— START Material provided —

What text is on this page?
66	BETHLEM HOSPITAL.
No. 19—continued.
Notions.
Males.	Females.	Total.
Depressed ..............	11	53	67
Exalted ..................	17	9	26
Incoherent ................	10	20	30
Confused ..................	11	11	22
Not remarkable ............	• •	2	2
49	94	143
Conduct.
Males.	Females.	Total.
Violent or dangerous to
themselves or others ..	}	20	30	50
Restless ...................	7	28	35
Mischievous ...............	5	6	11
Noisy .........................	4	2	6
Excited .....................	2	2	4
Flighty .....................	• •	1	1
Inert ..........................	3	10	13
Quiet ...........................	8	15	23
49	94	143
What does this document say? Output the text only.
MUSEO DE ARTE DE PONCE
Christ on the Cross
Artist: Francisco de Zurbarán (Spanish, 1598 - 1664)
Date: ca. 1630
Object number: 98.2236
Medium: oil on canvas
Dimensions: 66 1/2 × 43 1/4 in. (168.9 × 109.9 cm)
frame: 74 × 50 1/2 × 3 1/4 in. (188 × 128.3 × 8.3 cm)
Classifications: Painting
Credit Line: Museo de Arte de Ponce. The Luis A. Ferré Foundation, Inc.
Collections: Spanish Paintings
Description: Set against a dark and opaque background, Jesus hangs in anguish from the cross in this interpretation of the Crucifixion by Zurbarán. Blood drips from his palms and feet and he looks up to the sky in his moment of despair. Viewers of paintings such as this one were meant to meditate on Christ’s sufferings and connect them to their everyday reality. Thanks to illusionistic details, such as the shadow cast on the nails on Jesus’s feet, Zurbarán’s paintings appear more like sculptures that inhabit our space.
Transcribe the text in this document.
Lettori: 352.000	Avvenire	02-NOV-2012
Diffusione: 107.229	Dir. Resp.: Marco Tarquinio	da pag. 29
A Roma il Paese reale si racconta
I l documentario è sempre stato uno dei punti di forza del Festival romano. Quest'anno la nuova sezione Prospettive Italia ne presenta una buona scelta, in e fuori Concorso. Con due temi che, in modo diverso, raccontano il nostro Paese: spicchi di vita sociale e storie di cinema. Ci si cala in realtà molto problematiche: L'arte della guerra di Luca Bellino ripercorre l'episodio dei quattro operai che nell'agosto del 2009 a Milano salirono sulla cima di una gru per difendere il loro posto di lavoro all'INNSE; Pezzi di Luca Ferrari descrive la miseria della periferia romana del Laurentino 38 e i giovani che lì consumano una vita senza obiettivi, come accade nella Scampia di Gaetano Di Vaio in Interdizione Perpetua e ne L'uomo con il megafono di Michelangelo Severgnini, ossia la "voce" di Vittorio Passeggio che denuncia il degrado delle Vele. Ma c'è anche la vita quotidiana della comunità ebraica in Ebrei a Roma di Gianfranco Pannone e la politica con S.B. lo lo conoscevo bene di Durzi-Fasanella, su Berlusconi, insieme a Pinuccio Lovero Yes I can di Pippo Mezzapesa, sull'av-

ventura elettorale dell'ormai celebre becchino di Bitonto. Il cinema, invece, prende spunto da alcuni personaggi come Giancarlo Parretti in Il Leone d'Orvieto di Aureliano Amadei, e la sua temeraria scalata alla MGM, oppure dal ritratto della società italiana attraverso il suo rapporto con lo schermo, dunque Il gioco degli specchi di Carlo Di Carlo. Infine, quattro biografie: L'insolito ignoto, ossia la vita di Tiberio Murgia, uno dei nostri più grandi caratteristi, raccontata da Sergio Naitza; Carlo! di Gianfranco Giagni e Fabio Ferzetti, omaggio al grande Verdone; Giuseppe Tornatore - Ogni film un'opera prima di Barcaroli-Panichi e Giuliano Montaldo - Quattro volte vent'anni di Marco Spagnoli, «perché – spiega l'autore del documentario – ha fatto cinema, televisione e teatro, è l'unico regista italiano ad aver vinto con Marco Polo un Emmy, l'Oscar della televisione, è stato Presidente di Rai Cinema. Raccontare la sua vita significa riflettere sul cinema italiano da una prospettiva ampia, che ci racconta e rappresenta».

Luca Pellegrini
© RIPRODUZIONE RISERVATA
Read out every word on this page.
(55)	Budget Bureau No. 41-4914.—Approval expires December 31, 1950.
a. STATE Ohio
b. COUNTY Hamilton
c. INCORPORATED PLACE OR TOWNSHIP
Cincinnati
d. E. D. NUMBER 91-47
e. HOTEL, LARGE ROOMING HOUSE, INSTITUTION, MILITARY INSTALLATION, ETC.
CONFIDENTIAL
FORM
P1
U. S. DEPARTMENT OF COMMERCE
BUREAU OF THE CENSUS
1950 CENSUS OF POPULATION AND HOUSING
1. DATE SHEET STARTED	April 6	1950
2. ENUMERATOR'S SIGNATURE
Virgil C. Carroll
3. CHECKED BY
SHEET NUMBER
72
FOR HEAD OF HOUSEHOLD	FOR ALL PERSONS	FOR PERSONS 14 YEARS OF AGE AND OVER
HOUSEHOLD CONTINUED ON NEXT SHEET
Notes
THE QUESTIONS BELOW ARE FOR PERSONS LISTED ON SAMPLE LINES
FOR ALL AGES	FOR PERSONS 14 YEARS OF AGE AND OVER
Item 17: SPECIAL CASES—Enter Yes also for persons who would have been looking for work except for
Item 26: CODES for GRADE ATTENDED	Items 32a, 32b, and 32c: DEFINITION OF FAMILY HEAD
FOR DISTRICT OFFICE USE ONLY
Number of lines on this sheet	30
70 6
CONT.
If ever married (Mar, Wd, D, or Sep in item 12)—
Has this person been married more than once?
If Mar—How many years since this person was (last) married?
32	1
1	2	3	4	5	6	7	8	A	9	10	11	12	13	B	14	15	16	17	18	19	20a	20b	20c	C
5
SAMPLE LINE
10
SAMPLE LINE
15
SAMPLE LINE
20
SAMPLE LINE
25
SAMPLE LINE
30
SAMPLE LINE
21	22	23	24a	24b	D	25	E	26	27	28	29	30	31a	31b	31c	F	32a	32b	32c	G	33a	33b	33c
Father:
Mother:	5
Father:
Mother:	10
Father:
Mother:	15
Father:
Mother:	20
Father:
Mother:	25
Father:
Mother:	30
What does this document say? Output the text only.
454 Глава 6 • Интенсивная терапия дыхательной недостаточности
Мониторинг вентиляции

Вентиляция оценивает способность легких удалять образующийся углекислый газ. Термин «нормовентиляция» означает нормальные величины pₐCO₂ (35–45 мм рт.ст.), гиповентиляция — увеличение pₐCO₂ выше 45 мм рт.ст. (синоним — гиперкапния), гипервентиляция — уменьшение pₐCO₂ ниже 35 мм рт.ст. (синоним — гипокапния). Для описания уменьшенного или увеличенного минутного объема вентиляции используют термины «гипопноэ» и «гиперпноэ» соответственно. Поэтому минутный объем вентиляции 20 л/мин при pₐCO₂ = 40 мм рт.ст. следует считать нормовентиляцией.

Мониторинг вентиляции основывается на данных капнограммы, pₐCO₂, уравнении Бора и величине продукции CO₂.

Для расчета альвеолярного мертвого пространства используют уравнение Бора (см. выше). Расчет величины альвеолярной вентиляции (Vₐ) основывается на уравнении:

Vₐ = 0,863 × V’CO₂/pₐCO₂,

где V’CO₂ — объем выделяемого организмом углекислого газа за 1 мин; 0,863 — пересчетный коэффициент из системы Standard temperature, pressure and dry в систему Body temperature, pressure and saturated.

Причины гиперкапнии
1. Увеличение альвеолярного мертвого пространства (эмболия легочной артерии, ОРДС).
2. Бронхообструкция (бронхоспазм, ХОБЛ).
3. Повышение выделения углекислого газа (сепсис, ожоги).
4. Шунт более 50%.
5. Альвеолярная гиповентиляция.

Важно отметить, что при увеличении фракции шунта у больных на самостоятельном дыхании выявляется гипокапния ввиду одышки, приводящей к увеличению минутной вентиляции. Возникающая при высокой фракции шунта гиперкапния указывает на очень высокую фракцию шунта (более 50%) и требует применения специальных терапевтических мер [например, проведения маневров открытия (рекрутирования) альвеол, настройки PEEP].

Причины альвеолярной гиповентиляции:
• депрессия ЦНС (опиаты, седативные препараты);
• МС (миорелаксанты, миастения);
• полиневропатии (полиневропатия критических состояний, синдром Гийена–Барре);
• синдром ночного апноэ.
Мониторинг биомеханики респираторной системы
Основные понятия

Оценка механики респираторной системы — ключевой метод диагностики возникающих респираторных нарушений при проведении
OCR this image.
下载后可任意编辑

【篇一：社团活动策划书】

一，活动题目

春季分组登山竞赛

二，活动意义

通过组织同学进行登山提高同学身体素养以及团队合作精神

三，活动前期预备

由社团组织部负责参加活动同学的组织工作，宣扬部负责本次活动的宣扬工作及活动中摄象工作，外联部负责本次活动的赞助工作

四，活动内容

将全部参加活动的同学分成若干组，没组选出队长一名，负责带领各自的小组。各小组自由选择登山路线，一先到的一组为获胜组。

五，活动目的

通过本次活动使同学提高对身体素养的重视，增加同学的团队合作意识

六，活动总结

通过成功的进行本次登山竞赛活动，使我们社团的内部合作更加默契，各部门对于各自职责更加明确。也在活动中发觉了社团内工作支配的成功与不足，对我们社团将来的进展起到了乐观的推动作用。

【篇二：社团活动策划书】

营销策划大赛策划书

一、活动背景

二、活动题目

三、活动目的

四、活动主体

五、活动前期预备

— END Material provided —

Give back exactly the lines running from the line containing "OCR this image." through the end of the material above, both included, and nothing beyond them.

OCR this image.
下载后可任意编辑

【篇一：社团活动策划书】

一，活动题目

春季分组登山竞赛

二，活动意义

通过组织同学进行登山提高同学身体素养以及团队合作精神

三，活动前期预备

由社团组织部负责参加活动同学的组织工作，宣扬部负责本次活动的宣扬工作及活动中摄象工作，外联部负责本次活动的赞助工作

四，活动内容

将全部参加活动的同学分成若干组，没组选出队长一名，负责带领各自的小组。各小组自由选择登山路线，一先到的一组为获胜组。

五，活动目的

通过本次活动使同学提高对身体素养的重视，增加同学的团队合作意识

六，活动总结

通过成功的进行本次登山竞赛活动，使我们社团的内部合作更加默契，各部门对于各自职责更加明确。也在活动中发觉了社团内工作支配的成功与不足，对我们社团将来的进展起到了乐观的推动作用。

【篇二：社团活动策划书】

营销策划大赛策划书

一、活动背景

二、活动题目

三、活动目的

四、活动主体

五、活动前期预备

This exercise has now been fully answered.